__REQUIREMENTS__.
Extract every entry word for word. Skip the pictures.

+++ DATASET RECORDS +++

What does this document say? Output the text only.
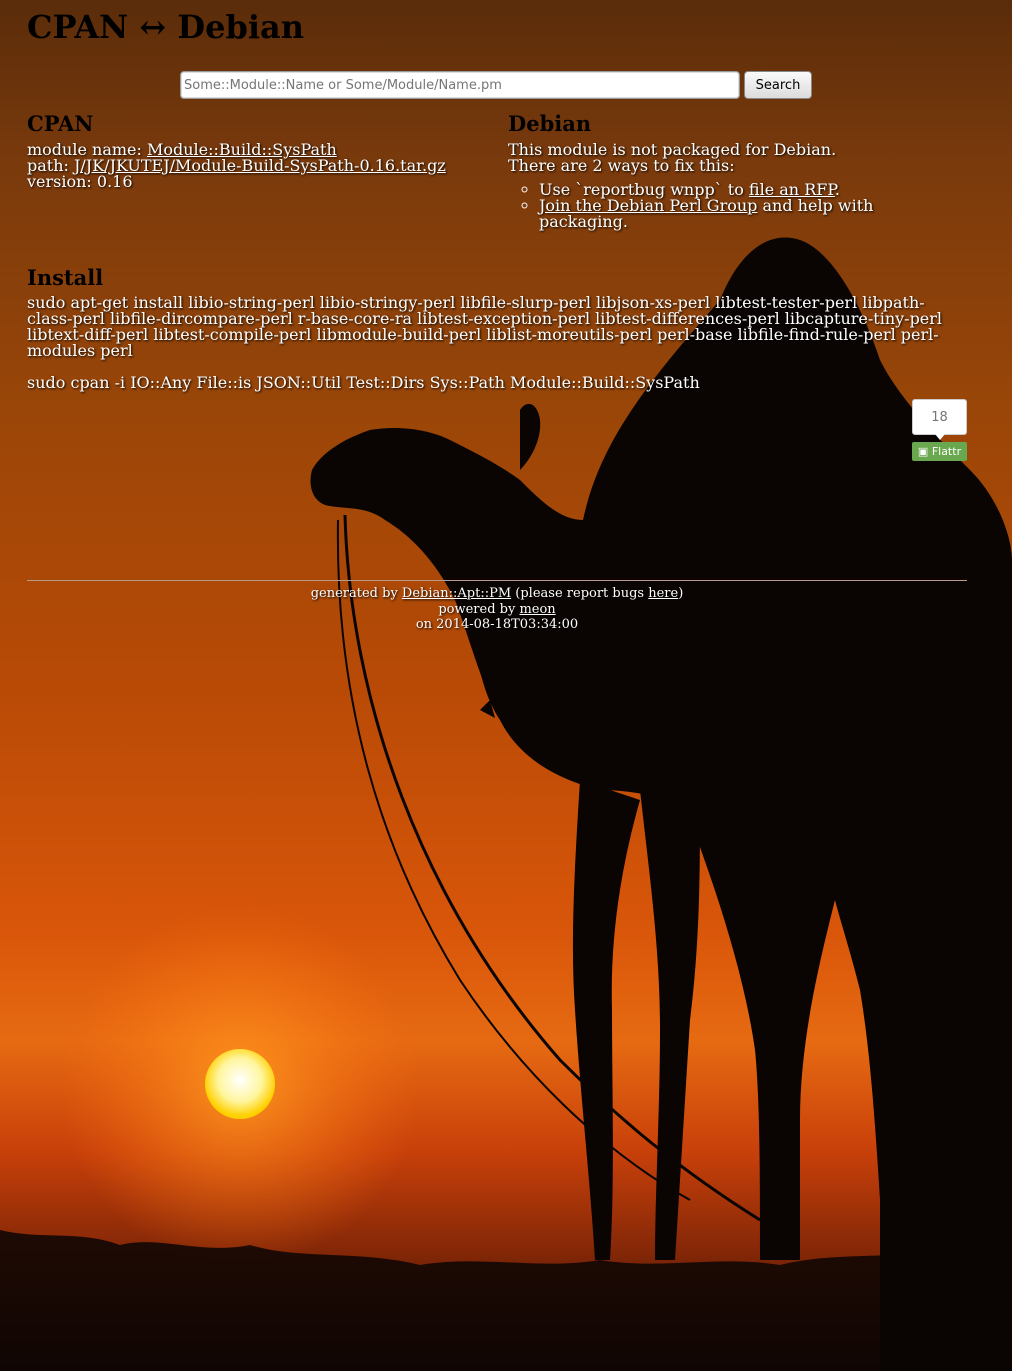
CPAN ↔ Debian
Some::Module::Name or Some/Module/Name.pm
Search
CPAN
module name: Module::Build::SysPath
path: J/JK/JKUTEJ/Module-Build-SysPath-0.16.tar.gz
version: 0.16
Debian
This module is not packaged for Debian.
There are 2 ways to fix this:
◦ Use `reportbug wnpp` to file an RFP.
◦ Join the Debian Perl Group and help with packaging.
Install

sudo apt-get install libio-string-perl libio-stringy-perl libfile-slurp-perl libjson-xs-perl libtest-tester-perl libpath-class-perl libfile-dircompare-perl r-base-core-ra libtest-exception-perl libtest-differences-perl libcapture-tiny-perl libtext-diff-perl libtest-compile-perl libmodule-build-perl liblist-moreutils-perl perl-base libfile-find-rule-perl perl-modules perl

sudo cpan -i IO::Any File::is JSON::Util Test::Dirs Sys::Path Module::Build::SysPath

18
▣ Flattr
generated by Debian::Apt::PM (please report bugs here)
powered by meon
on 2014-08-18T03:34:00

+++

__THE RESULT__.
What does this document say? Output the text only.
CPAN ↔ Debian
Some::Module::Name or Some/Module/Name.pm
Search
CPAN
module name: Module::Build::SysPath
path: J/JK/JKUTEJ/Module-Build-SysPath-0.16.tar.gz
version: 0.16
Debian
This module is not packaged for Debian.
There are 2 ways to fix this:
◦ Use `reportbug wnpp` to file an RFP.
◦ Join the Debian Perl Group and help with packaging.
Install

sudo apt-get install libio-string-perl libio-stringy-perl libfile-slurp-perl libjson-xs-perl libtest-tester-perl libpath-class-perl libfile-dircompare-perl r-base-core-ra libtest-exception-perl libtest-differences-perl libcapture-tiny-perl libtext-diff-perl libtest-compile-perl libmodule-build-perl liblist-moreutils-perl perl-base libfile-find-rule-perl perl-modules perl

sudo cpan -i IO::Any File::is JSON::Util Test::Dirs Sys::Path Module::Build::SysPath

18
▣ Flattr
generated by Debian::Apt::PM (please report bugs here)
powered by meon
on 2014-08-18T03:34:00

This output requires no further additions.